[Stated goal]:
Write the listing below out again exactly, dropping the images.

Stored records:
·····

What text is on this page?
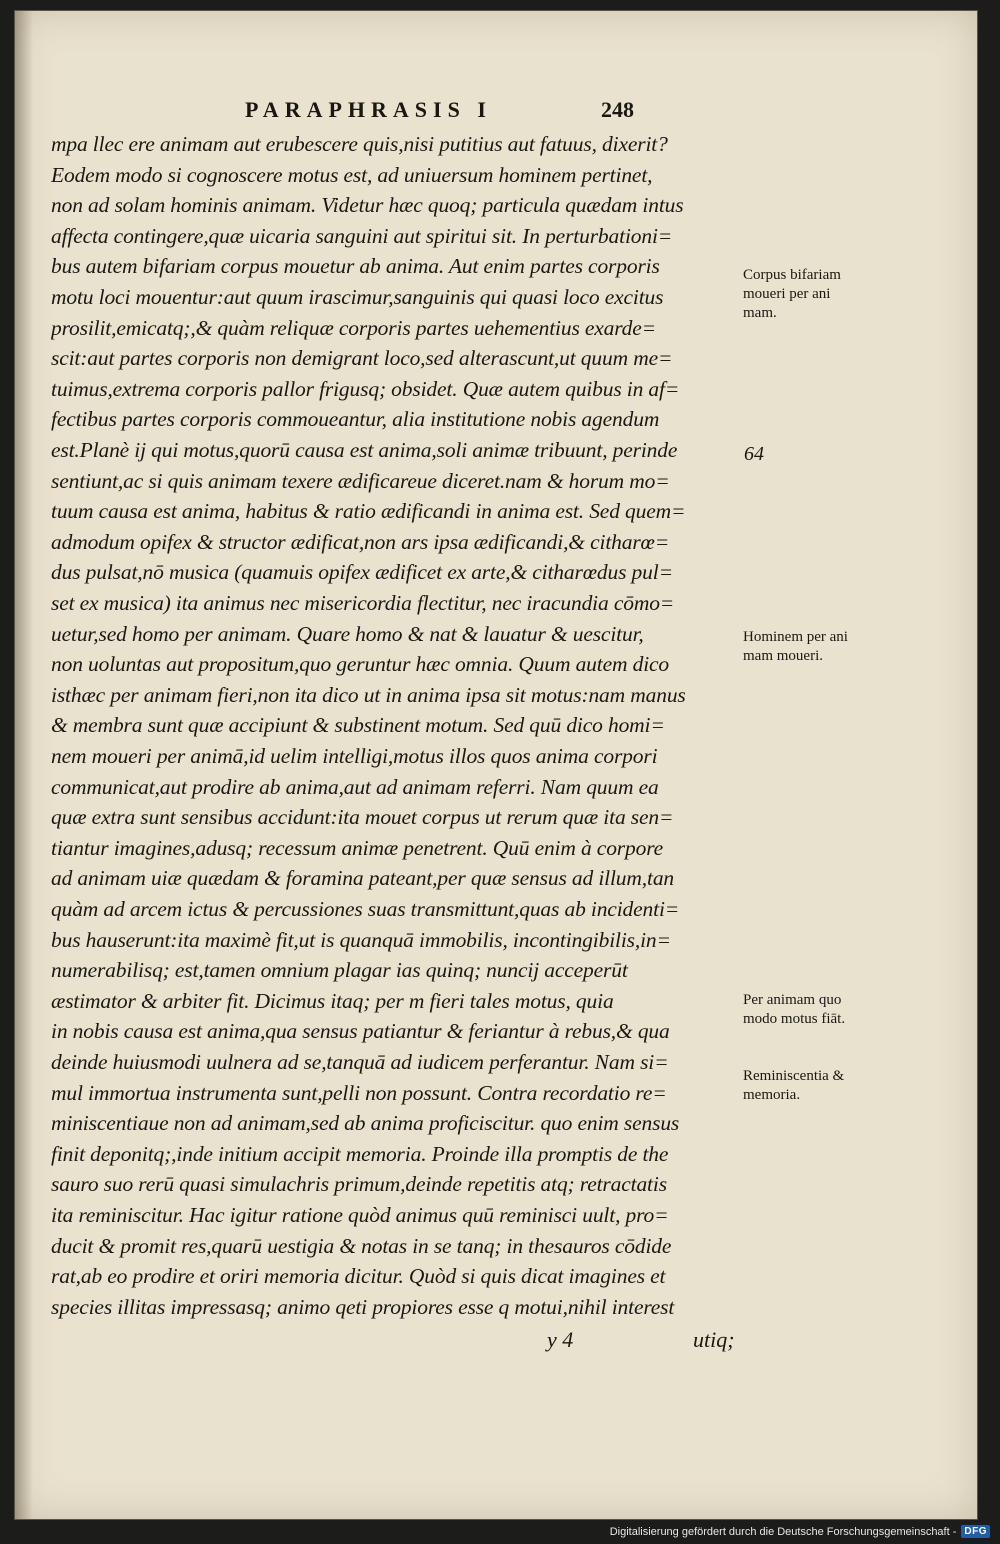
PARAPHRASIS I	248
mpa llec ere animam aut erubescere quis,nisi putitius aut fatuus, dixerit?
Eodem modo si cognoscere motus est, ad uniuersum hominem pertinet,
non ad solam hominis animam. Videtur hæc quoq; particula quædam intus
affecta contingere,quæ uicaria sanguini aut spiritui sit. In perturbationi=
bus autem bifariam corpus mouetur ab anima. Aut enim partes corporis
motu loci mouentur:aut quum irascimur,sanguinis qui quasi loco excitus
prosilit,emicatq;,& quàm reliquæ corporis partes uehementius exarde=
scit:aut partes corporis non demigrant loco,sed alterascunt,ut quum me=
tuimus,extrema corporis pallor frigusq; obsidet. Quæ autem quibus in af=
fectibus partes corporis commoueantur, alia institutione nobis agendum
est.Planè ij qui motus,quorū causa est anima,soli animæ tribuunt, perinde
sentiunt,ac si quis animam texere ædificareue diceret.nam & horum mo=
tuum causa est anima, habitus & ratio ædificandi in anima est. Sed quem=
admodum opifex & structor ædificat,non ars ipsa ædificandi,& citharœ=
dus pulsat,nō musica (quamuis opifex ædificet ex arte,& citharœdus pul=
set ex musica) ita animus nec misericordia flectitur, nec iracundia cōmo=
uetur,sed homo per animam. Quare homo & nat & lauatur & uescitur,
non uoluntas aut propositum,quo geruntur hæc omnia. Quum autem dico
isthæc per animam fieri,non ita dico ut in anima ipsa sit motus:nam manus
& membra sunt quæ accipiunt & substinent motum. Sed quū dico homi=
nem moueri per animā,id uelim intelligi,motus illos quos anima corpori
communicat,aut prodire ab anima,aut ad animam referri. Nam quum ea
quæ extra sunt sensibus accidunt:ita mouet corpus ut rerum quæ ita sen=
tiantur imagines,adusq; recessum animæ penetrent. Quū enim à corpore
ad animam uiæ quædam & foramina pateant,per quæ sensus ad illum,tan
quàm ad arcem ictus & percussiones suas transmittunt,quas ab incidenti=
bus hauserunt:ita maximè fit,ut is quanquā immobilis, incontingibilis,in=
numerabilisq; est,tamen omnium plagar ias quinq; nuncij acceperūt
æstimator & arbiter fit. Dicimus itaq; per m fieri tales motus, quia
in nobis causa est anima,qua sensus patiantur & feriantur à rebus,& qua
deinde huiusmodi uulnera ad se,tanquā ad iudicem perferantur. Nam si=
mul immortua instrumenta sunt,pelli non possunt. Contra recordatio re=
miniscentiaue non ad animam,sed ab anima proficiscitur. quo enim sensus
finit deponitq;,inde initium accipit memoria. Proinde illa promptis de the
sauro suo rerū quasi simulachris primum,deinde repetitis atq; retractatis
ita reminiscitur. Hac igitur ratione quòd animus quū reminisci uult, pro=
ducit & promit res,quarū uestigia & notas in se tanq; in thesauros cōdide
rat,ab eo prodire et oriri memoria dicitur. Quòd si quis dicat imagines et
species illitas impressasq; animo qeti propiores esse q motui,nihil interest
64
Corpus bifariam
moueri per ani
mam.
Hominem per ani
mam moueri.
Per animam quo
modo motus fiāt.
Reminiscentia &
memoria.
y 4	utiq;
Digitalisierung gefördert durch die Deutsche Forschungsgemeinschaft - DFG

·····

[Exercise answer]:
What text is on this page?
PARAPHRASIS I	248
mpa llec ere animam aut erubescere quis,nisi putitius aut fatuus, dixerit?
Eodem modo si cognoscere motus est, ad uniuersum hominem pertinet,
non ad solam hominis animam. Videtur hæc quoq; particula quædam intus
affecta contingere,quæ uicaria sanguini aut spiritui sit. In perturbationi=
bus autem bifariam corpus mouetur ab anima. Aut enim partes corporis
motu loci mouentur:aut quum irascimur,sanguinis qui quasi loco excitus
prosilit,emicatq;,& quàm reliquæ corporis partes uehementius exarde=
scit:aut partes corporis non demigrant loco,sed alterascunt,ut quum me=
tuimus,extrema corporis pallor frigusq; obsidet. Quæ autem quibus in af=
fectibus partes corporis commoueantur, alia institutione nobis agendum
est.Planè ij qui motus,quorū causa est anima,soli animæ tribuunt, perinde
sentiunt,ac si quis animam texere ædificareue diceret.nam & horum mo=
tuum causa est anima, habitus & ratio ædificandi in anima est. Sed quem=
admodum opifex & structor ædificat,non ars ipsa ædificandi,& citharœ=
dus pulsat,nō musica (quamuis opifex ædificet ex arte,& citharœdus pul=
set ex musica) ita animus nec misericordia flectitur, nec iracundia cōmo=
uetur,sed homo per animam. Quare homo & nat & lauatur & uescitur,
non uoluntas aut propositum,quo geruntur hæc omnia. Quum autem dico
isthæc per animam fieri,non ita dico ut in anima ipsa sit motus:nam manus
& membra sunt quæ accipiunt & substinent motum. Sed quū dico homi=
nem moueri per animā,id uelim intelligi,motus illos quos anima corpori
communicat,aut prodire ab anima,aut ad animam referri. Nam quum ea
quæ extra sunt sensibus accidunt:ita mouet corpus ut rerum quæ ita sen=
tiantur imagines,adusq; recessum animæ penetrent. Quū enim à corpore
ad animam uiæ quædam & foramina pateant,per quæ sensus ad illum,tan
quàm ad arcem ictus & percussiones suas transmittunt,quas ab incidenti=
bus hauserunt:ita maximè fit,ut is quanquā immobilis, incontingibilis,in=
numerabilisq; est,tamen omnium plagar ias quinq; nuncij acceperūt
æstimator & arbiter fit. Dicimus itaq; per m fieri tales motus, quia
in nobis causa est anima,qua sensus patiantur & feriantur à rebus,& qua
deinde huiusmodi uulnera ad se,tanquā ad iudicem perferantur. Nam si=
mul immortua instrumenta sunt,pelli non possunt. Contra recordatio re=
miniscentiaue non ad animam,sed ab anima proficiscitur. quo enim sensus
finit deponitq;,inde initium accipit memoria. Proinde illa promptis de the
sauro suo rerū quasi simulachris primum,deinde repetitis atq; retractatis
ita reminiscitur. Hac igitur ratione quòd animus quū reminisci uult, pro=
ducit & promit res,quarū uestigia & notas in se tanq; in thesauros cōdide
rat,ab eo prodire et oriri memoria dicitur. Quòd si quis dicat imagines et
species illitas impressasq; animo qeti propiores esse q motui,nihil interest
64
Corpus bifariam
moueri per ani
mam.
Hominem per ani
mam moueri.
Per animam quo
modo motus fiāt.
Reminiscentia &
memoria.
y 4	utiq;
Digitalisierung gefördert durch die Deutsche Forschungsgemeinschaft - DFG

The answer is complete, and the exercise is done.